(Stored data)
---

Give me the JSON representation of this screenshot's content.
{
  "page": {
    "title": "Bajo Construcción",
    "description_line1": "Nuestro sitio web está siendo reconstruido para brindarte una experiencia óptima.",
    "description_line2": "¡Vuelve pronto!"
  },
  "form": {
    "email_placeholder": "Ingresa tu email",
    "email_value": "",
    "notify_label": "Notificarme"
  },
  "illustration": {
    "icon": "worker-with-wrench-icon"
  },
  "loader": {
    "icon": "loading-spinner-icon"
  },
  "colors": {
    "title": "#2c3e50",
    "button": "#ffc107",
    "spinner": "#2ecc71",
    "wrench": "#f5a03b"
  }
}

---

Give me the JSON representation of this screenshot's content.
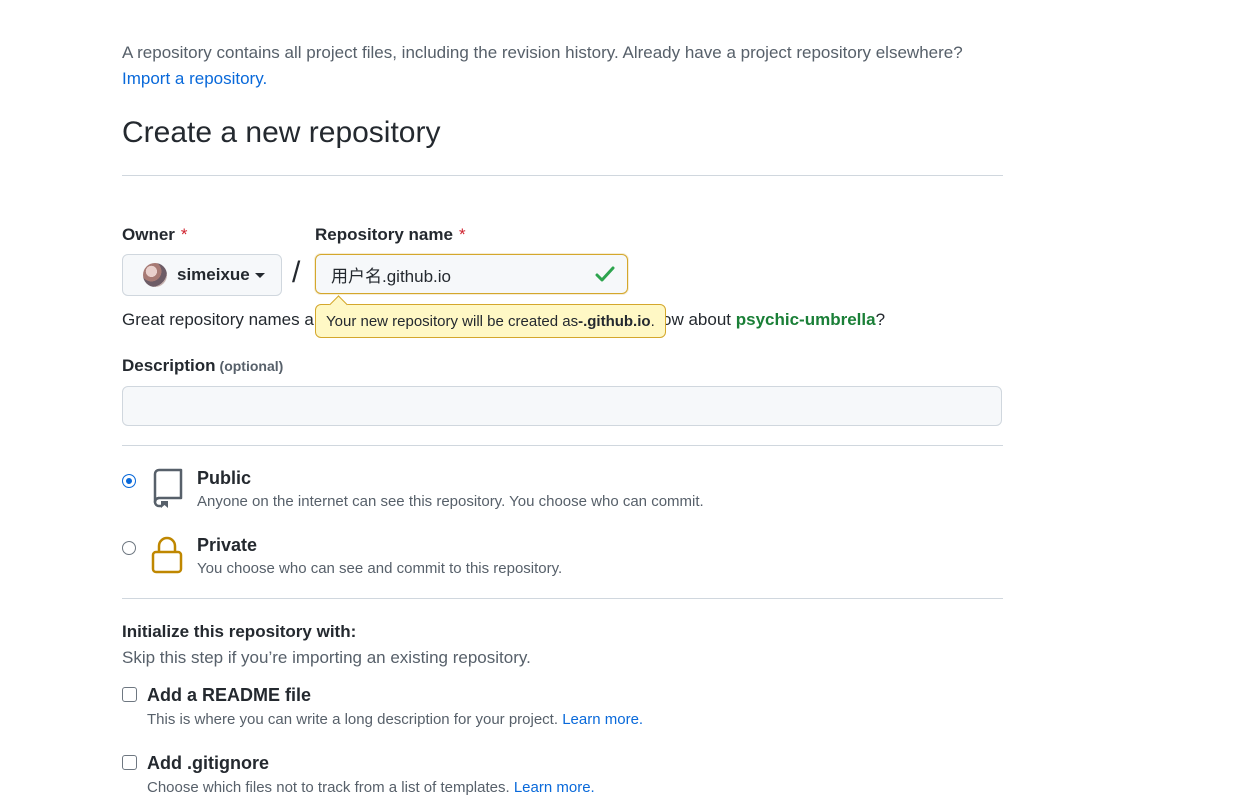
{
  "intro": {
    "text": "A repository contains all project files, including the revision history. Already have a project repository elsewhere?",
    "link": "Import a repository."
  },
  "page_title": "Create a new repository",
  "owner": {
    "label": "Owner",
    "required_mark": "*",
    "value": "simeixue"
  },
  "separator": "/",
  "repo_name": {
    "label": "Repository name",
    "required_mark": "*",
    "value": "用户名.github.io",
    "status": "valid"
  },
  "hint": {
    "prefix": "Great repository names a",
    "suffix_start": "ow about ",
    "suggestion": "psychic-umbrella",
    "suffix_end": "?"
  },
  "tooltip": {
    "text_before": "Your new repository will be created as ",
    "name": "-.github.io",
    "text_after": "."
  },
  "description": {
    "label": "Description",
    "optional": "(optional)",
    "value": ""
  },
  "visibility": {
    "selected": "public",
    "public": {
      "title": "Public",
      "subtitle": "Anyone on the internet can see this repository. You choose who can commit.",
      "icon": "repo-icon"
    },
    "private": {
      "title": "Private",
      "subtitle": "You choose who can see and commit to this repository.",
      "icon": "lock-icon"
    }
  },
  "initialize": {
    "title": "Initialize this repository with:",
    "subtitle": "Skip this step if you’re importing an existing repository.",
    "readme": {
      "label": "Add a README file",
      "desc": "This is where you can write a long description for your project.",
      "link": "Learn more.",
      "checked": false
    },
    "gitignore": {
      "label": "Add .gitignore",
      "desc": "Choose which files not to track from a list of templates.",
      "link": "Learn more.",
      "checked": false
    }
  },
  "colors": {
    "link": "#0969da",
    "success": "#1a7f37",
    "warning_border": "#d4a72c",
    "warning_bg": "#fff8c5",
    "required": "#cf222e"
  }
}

---

■ THE TASK
In the material above, find the lines that contain "icon" and show them.

■ RESULT OF THE EXERCISE
    "icon": "worker-with-wrench-icon"
    "icon": "loading-spinner-icon"
      "icon": "repo-icon"
      "icon": "lock-icon"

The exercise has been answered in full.